* _OBJECTIVE_: Go through the listing and copy every line word for word.
**** TASK INPUTS
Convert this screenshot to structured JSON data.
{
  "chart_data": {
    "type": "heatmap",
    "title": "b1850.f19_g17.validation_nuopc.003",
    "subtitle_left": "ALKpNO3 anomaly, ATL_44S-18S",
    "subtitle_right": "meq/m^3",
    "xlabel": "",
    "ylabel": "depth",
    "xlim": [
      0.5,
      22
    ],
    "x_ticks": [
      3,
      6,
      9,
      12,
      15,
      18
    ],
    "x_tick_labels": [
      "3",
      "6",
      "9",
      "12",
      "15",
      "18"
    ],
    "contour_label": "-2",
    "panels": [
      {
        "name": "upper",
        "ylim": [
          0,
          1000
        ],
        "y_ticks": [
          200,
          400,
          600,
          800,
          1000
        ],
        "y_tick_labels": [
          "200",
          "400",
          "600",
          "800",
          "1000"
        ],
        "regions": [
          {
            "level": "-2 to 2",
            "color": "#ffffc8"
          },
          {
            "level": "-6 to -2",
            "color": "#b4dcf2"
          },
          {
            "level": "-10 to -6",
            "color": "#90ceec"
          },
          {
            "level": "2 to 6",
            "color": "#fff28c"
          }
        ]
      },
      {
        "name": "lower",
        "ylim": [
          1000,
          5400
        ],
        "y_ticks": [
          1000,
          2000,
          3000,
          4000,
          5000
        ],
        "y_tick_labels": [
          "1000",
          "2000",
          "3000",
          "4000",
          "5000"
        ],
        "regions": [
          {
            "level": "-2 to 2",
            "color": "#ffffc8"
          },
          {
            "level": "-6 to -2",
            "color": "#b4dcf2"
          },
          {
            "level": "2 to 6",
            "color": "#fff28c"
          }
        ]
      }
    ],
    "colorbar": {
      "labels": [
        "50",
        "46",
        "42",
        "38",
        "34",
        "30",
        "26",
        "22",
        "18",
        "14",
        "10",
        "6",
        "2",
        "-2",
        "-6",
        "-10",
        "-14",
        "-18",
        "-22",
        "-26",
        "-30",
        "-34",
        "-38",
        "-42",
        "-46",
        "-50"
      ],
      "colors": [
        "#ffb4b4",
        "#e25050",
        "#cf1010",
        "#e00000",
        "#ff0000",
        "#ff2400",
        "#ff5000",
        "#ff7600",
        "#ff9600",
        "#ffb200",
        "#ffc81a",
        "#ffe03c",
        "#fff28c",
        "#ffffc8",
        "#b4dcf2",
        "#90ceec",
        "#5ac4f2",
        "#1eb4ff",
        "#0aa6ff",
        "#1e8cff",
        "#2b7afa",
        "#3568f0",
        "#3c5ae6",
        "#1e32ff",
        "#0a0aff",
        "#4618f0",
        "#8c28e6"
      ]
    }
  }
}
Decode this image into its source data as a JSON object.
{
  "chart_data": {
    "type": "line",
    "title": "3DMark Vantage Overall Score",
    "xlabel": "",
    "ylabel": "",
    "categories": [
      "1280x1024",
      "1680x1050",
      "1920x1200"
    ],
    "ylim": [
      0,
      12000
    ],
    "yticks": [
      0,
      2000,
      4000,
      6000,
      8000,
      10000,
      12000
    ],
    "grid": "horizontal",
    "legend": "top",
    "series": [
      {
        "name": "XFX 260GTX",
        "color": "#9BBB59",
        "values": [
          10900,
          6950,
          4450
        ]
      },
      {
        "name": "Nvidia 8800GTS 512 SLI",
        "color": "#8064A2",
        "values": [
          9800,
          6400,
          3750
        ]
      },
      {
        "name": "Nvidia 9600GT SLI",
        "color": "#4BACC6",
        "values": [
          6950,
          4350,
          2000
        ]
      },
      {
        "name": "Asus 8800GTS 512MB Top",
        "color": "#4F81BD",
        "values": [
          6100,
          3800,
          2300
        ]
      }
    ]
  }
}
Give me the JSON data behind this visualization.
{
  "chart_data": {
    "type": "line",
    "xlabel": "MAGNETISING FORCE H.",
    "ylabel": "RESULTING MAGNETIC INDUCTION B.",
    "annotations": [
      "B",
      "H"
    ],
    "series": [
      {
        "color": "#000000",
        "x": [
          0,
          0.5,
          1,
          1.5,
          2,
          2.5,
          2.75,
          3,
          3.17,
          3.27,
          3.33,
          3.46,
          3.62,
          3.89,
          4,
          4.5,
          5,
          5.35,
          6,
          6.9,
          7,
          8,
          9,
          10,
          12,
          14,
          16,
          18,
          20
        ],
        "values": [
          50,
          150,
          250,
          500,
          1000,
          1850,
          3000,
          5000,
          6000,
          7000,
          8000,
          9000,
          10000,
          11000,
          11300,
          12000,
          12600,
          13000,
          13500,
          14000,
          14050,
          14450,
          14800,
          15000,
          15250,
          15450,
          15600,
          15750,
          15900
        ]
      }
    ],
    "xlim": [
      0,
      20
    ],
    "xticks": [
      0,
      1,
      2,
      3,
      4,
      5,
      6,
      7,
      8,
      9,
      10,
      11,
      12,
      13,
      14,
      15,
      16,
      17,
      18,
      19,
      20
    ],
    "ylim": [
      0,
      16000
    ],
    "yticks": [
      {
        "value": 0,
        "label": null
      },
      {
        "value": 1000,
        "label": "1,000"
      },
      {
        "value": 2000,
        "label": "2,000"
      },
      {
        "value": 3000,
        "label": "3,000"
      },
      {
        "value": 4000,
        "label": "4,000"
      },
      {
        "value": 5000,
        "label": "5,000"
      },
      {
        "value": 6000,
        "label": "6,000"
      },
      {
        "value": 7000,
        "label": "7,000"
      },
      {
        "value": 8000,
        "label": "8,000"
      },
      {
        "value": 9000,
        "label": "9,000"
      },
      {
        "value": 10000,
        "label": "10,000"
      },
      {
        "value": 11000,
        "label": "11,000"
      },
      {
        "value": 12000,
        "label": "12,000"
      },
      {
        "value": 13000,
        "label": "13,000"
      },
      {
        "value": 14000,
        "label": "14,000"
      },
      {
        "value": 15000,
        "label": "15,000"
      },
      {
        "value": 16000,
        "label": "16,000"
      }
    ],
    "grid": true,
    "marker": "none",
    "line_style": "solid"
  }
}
********
* _SOLUTION FOR THIS TASK_:
Convert this screenshot to structured JSON data.
{
  "chart_data": {
    "type": "heatmap",
    "title": "b1850.f19_g17.validation_nuopc.003",
    "subtitle_left": "ALKpNO3 anomaly, ATL_44S-18S",
    "subtitle_right": "meq/m^3",
    "xlabel": "",
    "ylabel": "depth",
    "xlim": [
      0.5,
      22
    ],
    "x_ticks": [
      3,
      6,
      9,
      12,
      15,
      18
    ],
    "x_tick_labels": [
      "3",
      "6",
      "9",
      "12",
      "15",
      "18"
    ],
    "contour_label": "-2",
    "panels": [
      {
        "name": "upper",
        "ylim": [
          0,
          1000
        ],
        "y_ticks": [
          200,
          400,
          600,
          800,
          1000
        ],
        "y_tick_labels": [
          "200",
          "400",
          "600",
          "800",
          "1000"
        ],
        "regions": [
          {
            "level": "-2 to 2",
            "color": "#ffffc8"
          },
          {
            "level": "-6 to -2",
            "color": "#b4dcf2"
          },
          {
            "level": "-10 to -6",
            "color": "#90ceec"
          },
          {
            "level": "2 to 6",
            "color": "#fff28c"
          }
        ]
      },
      {
        "name": "lower",
        "ylim": [
          1000,
          5400
        ],
        "y_ticks": [
          1000,
          2000,
          3000,
          4000,
          5000
        ],
        "y_tick_labels": [
          "1000",
          "2000",
          "3000",
          "4000",
          "5000"
        ],
        "regions": [
          {
            "level": "-2 to 2",
            "color": "#ffffc8"
          },
          {
            "level": "-6 to -2",
            "color": "#b4dcf2"
          },
          {
            "level": "2 to 6",
            "color": "#fff28c"
          }
        ]
      }
    ],
    "colorbar": {
      "labels": [
        "50",
        "46",
        "42",
        "38",
        "34",
        "30",
        "26",
        "22",
        "18",
        "14",
        "10",
        "6",
        "2",
        "-2",
        "-6",
        "-10",
        "-14",
        "-18",
        "-22",
        "-26",
        "-30",
        "-34",
        "-38",
        "-42",
        "-46",
        "-50"
      ],
      "colors": [
        "#ffb4b4",
        "#e25050",
        "#cf1010",
        "#e00000",
        "#ff0000",
        "#ff2400",
        "#ff5000",
        "#ff7600",
        "#ff9600",
        "#ffb200",
        "#ffc81a",
        "#ffe03c",
        "#fff28c",
        "#ffffc8",
        "#b4dcf2",
        "#90ceec",
        "#5ac4f2",
        "#1eb4ff",
        "#0aa6ff",
        "#1e8cff",
        "#2b7afa",
        "#3568f0",
        "#3c5ae6",
        "#1e32ff",
        "#0a0aff",
        "#4618f0",
        "#8c28e6"
      ]
    }
  }
}
Decode this image into its source data as a JSON object.
{
  "chart_data": {
    "type": "line",
    "title": "3DMark Vantage Overall Score",
    "xlabel": "",
    "ylabel": "",
    "categories": [
      "1280x1024",
      "1680x1050",
      "1920x1200"
    ],
    "ylim": [
      0,
      12000
    ],
    "yticks": [
      0,
      2000,
      4000,
      6000,
      8000,
      10000,
      12000
    ],
    "grid": "horizontal",
    "legend": "top",
    "series": [
      {
        "name": "XFX 260GTX",
        "color": "#9BBB59",
        "values": [
          10900,
          6950,
          4450
        ]
      },
      {
        "name": "Nvidia 8800GTS 512 SLI",
        "color": "#8064A2",
        "values": [
          9800,
          6400,
          3750
        ]
      },
      {
        "name": "Nvidia 9600GT SLI",
        "color": "#4BACC6",
        "values": [
          6950,
          4350,
          2000
        ]
      },
      {
        "name": "Asus 8800GTS 512MB Top",
        "color": "#4F81BD",
        "values": [
          6100,
          3800,
          2300
        ]
      }
    ]
  }
}
Give me the JSON data behind this visualization.
{
  "chart_data": {
    "type": "line",
    "xlabel": "MAGNETISING FORCE H.",
    "ylabel": "RESULTING MAGNETIC INDUCTION B.",
    "annotations": [
      "B",
      "H"
    ],
    "series": [
      {
        "color": "#000000",
        "x": [
          0,
          0.5,
          1,
          1.5,
          2,
          2.5,
          2.75,
          3,
          3.17,
          3.27,
          3.33,
          3.46,
          3.62,
          3.89,
          4,
          4.5,
          5,
          5.35,
          6,
          6.9,
          7,
          8,
          9,
          10,
          12,
          14,
          16,
          18,
          20
        ],
        "values": [
          50,
          150,
          250,
          500,
          1000,
          1850,
          3000,
          5000,
          6000,
          7000,
          8000,
          9000,
          10000,
          11000,
          11300,
          12000,
          12600,
          13000,
          13500,
          14000,
          14050,
          14450,
          14800,
          15000,
          15250,
          15450,
          15600,
          15750,
          15900
        ]
      }
    ],
    "xlim": [
      0,
      20
    ],
    "xticks": [
      0,
      1,
      2,
      3,
      4,
      5,
      6,
      7,
      8,
      9,
      10,
      11,
      12,
      13,
      14,
      15,
      16,
      17,
      18,
      19,
      20
    ],
    "ylim": [
      0,
      16000
    ],
    "yticks": [
      {
        "value": 0,
        "label": null
      },
      {
        "value": 1000,
        "label": "1,000"
      },
      {
        "value": 2000,
        "label": "2,000"
      },
      {
        "value": 3000,
        "label": "3,000"
      },
      {
        "value": 4000,
        "label": "4,000"
      },
      {
        "value": 5000,
        "label": "5,000"
      },
      {
        "value": 6000,
        "label": "6,000"
      },
      {
        "value": 7000,
        "label": "7,000"
      },
      {
        "value": 8000,
        "label": "8,000"
      },
      {
        "value": 9000,
        "label": "9,000"
      },
      {
        "value": 10000,
        "label": "10,000"
      },
      {
        "value": 11000,
        "label": "11,000"
      },
      {
        "value": 12000,
        "label": "12,000"
      },
      {
        "value": 13000,
        "label": "13,000"
      },
      {
        "value": 14000,
        "label": "14,000"
      },
      {
        "value": 15000,
        "label": "15,000"
      },
      {
        "value": 16000,
        "label": "16,000"
      }
    ],
    "grid": true,
    "marker": "none",
    "line_style": "solid"
  }
}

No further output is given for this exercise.